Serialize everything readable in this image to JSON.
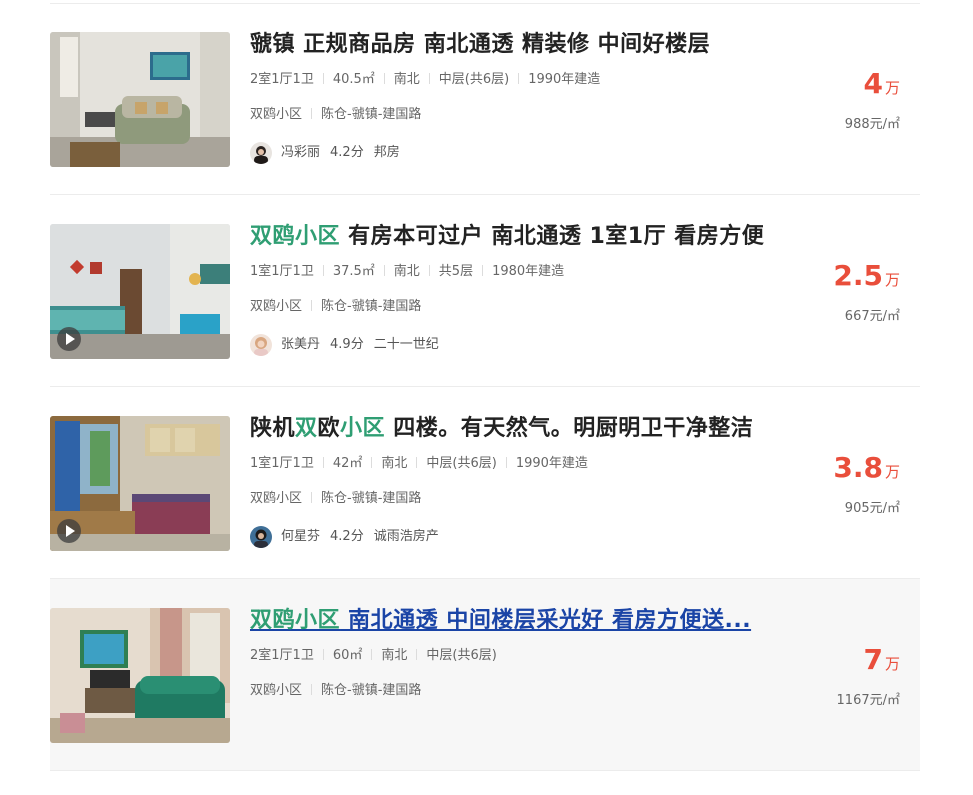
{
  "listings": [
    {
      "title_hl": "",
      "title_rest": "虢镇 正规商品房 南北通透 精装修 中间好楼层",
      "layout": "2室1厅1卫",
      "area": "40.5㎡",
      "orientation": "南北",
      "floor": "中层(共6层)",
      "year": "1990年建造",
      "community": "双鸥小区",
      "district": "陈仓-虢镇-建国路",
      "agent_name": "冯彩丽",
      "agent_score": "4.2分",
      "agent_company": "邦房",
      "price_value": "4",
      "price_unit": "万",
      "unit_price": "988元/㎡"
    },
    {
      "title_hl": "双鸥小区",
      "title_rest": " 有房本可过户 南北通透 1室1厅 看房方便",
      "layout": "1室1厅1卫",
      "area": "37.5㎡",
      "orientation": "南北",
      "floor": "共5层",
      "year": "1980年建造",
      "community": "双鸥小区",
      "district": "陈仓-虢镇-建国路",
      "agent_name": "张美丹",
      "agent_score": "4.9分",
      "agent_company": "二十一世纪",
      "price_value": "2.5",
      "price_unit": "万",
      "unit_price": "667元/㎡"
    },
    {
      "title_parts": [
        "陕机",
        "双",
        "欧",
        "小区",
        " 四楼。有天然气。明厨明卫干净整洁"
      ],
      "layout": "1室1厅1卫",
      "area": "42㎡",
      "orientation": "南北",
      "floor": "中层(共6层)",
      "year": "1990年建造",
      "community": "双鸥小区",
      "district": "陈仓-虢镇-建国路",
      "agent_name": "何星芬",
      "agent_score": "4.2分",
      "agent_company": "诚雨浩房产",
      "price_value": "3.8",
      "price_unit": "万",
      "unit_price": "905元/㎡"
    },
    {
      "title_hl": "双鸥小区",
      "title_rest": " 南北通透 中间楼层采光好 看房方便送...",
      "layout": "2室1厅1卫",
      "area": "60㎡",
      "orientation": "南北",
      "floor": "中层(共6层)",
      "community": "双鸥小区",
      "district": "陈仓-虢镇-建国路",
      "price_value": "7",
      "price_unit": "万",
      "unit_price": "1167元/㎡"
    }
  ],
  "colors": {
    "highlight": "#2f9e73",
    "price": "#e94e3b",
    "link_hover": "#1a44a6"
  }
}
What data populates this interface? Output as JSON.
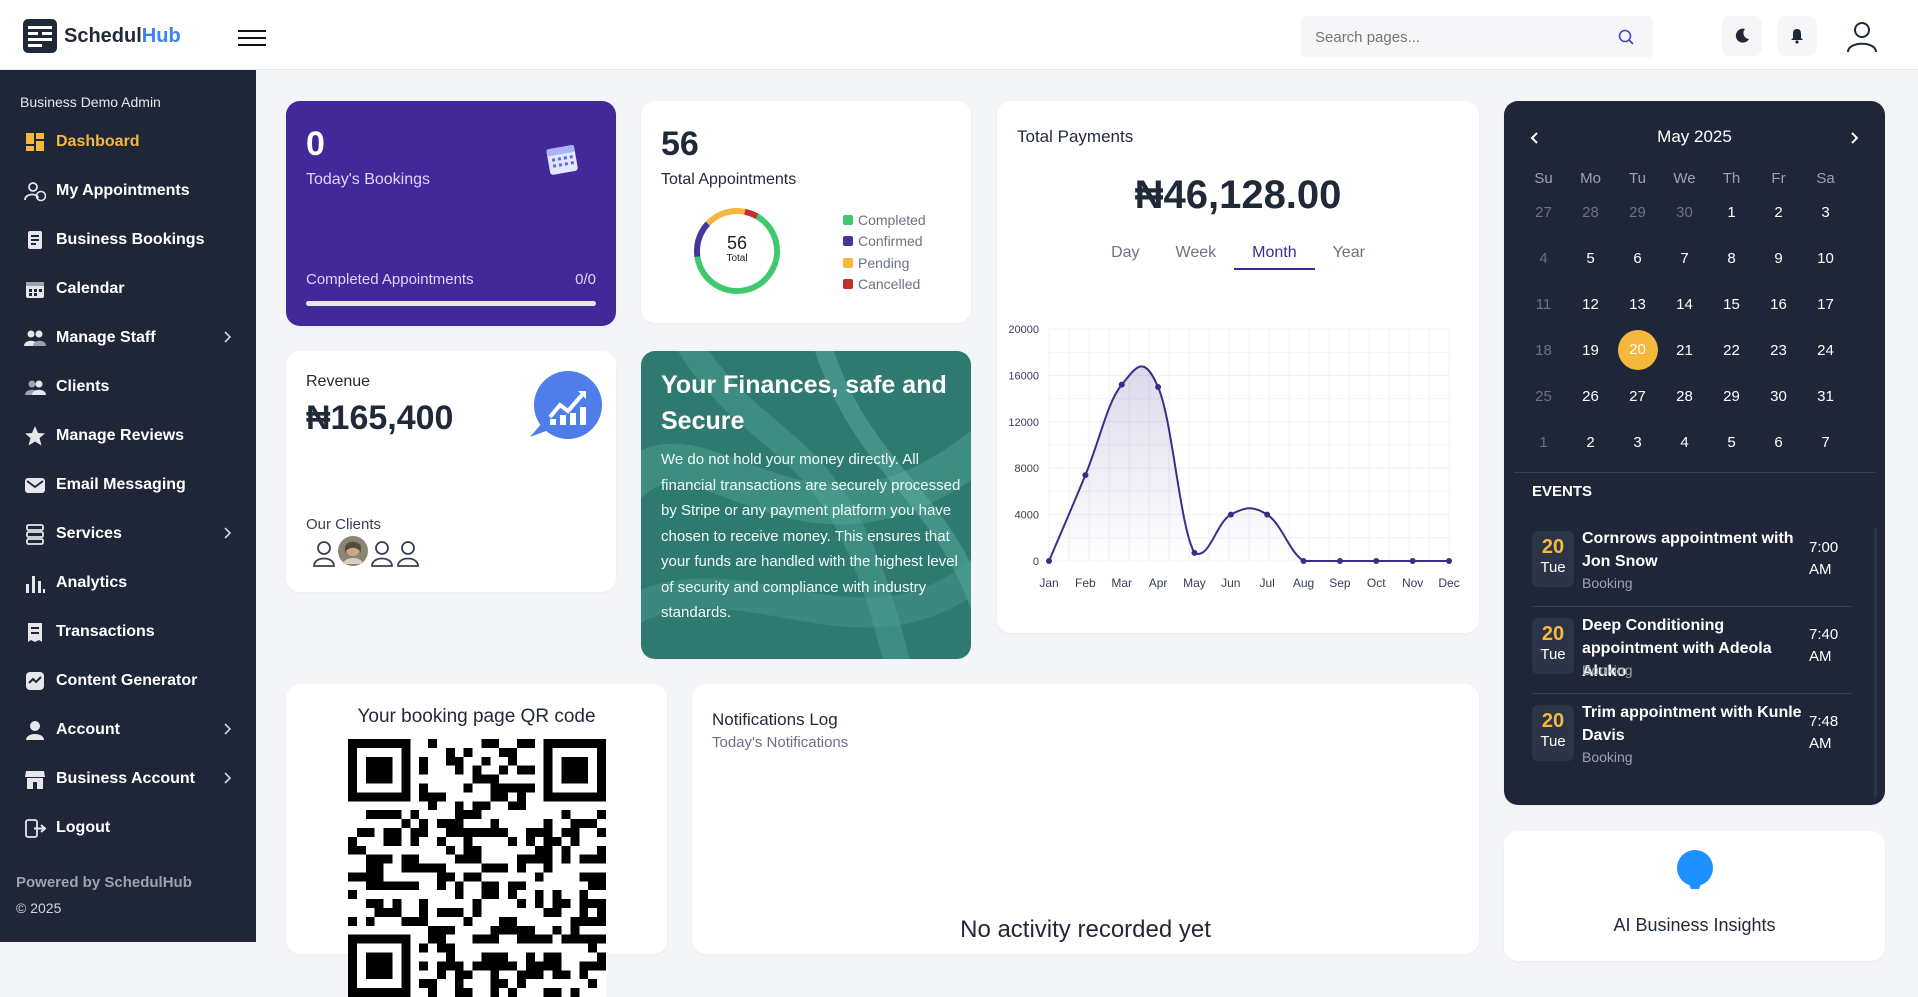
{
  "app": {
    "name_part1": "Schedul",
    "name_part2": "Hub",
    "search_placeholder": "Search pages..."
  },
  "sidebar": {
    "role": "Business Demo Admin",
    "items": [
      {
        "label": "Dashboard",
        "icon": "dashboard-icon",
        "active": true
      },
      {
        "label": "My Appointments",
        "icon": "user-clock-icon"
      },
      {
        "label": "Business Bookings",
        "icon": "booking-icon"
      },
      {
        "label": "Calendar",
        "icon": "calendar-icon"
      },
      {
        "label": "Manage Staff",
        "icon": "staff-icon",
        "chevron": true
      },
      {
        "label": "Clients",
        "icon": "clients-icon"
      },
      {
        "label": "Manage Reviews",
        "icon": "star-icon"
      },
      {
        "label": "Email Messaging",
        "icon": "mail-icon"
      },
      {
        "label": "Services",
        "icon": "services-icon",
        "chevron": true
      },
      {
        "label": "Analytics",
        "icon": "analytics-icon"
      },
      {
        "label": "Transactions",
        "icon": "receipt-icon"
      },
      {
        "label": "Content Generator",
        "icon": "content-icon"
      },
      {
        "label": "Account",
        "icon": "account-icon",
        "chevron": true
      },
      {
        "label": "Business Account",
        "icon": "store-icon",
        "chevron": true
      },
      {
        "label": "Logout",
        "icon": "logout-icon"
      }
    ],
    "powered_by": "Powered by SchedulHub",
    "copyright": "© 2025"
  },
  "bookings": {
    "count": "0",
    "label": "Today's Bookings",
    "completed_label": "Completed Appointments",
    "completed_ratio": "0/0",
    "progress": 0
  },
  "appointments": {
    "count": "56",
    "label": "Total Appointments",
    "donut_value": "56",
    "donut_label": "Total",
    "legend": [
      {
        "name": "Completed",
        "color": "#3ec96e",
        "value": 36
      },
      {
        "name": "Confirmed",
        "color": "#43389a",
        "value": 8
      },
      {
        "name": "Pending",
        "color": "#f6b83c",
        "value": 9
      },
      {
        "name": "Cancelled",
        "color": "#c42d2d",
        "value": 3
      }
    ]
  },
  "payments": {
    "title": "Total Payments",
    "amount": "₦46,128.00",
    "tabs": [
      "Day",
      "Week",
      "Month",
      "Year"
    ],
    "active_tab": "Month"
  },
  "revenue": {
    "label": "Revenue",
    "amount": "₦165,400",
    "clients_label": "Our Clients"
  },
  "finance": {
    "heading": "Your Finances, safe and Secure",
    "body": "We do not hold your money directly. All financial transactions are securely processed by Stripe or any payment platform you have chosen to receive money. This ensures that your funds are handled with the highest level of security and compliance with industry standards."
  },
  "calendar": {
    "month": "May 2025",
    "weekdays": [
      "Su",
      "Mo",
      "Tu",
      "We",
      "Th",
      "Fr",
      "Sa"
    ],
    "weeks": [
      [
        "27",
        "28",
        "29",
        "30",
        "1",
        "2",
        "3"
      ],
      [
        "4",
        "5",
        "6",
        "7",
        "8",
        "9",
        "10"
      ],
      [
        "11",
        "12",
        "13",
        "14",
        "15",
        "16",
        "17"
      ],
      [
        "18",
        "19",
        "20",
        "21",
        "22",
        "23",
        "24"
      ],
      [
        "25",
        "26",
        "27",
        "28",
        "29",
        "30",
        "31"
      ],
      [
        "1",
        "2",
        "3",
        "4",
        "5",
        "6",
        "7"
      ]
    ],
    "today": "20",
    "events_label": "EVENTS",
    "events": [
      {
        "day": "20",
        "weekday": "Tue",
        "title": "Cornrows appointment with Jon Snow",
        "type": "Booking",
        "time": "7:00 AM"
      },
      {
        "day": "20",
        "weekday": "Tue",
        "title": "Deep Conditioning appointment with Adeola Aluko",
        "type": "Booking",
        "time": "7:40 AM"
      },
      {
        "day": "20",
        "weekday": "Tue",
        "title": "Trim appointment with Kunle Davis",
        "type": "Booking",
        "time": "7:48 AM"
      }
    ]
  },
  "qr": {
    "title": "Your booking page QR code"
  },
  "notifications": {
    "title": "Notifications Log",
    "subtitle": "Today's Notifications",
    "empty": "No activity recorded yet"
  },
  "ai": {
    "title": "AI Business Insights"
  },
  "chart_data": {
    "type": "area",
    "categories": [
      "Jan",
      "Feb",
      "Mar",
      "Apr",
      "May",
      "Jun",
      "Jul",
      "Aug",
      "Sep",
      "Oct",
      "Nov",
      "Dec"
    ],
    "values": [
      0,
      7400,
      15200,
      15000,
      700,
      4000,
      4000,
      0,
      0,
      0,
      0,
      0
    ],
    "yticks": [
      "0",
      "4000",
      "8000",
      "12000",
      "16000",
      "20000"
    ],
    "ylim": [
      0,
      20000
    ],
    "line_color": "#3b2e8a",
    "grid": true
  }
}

* * *

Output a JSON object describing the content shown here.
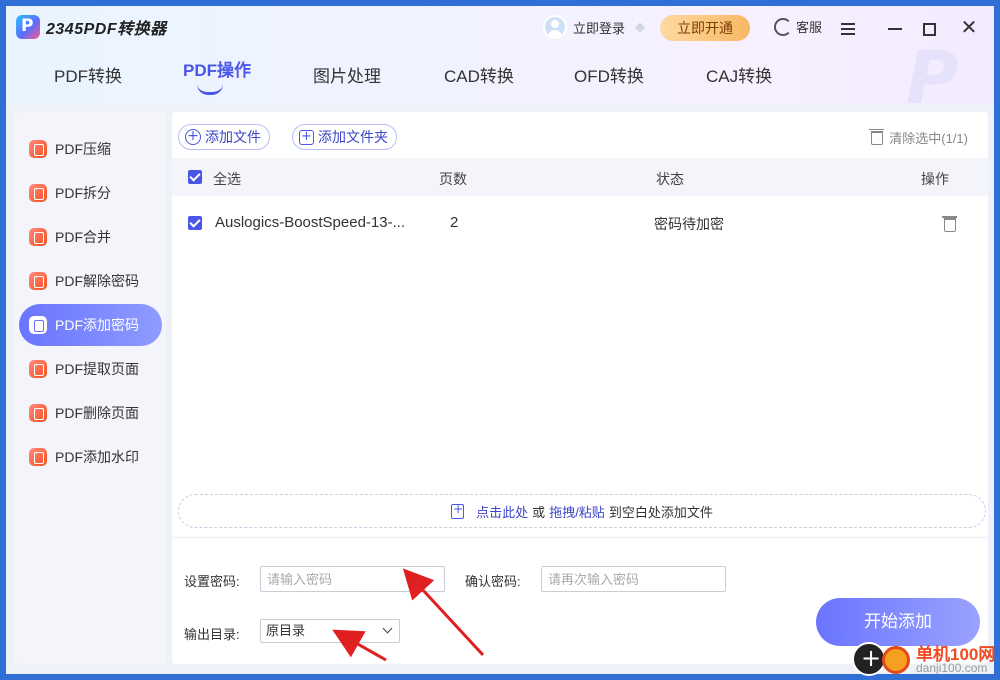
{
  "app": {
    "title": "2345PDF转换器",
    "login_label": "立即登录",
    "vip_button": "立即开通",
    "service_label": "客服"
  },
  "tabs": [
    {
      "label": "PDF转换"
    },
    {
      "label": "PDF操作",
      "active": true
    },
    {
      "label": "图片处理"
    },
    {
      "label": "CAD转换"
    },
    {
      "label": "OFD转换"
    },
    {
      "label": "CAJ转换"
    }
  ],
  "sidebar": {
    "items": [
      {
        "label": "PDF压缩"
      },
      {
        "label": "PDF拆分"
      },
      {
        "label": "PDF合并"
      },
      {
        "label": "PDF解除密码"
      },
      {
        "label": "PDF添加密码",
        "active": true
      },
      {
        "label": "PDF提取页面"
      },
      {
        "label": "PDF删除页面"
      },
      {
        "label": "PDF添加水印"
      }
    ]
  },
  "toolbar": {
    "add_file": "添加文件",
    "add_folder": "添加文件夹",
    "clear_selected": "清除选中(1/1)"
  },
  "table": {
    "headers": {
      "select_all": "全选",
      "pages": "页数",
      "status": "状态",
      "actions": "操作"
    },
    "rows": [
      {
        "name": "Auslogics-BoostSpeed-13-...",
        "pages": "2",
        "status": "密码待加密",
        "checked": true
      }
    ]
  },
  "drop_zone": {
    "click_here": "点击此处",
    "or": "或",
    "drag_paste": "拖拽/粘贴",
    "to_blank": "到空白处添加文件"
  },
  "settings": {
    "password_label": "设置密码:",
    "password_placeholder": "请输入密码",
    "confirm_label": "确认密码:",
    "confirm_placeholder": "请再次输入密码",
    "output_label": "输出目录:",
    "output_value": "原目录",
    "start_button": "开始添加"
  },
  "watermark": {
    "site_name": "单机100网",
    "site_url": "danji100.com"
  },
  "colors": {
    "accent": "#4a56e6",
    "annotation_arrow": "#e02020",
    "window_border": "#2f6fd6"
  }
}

-- Task goal --
From the data, pick out every line that includes "JSON".

-- Reply to the exercise --
Serialize everything readable in this image to JSON.
What data populates this interface? Output as JSON.
Output a JSON object describing the content shown here.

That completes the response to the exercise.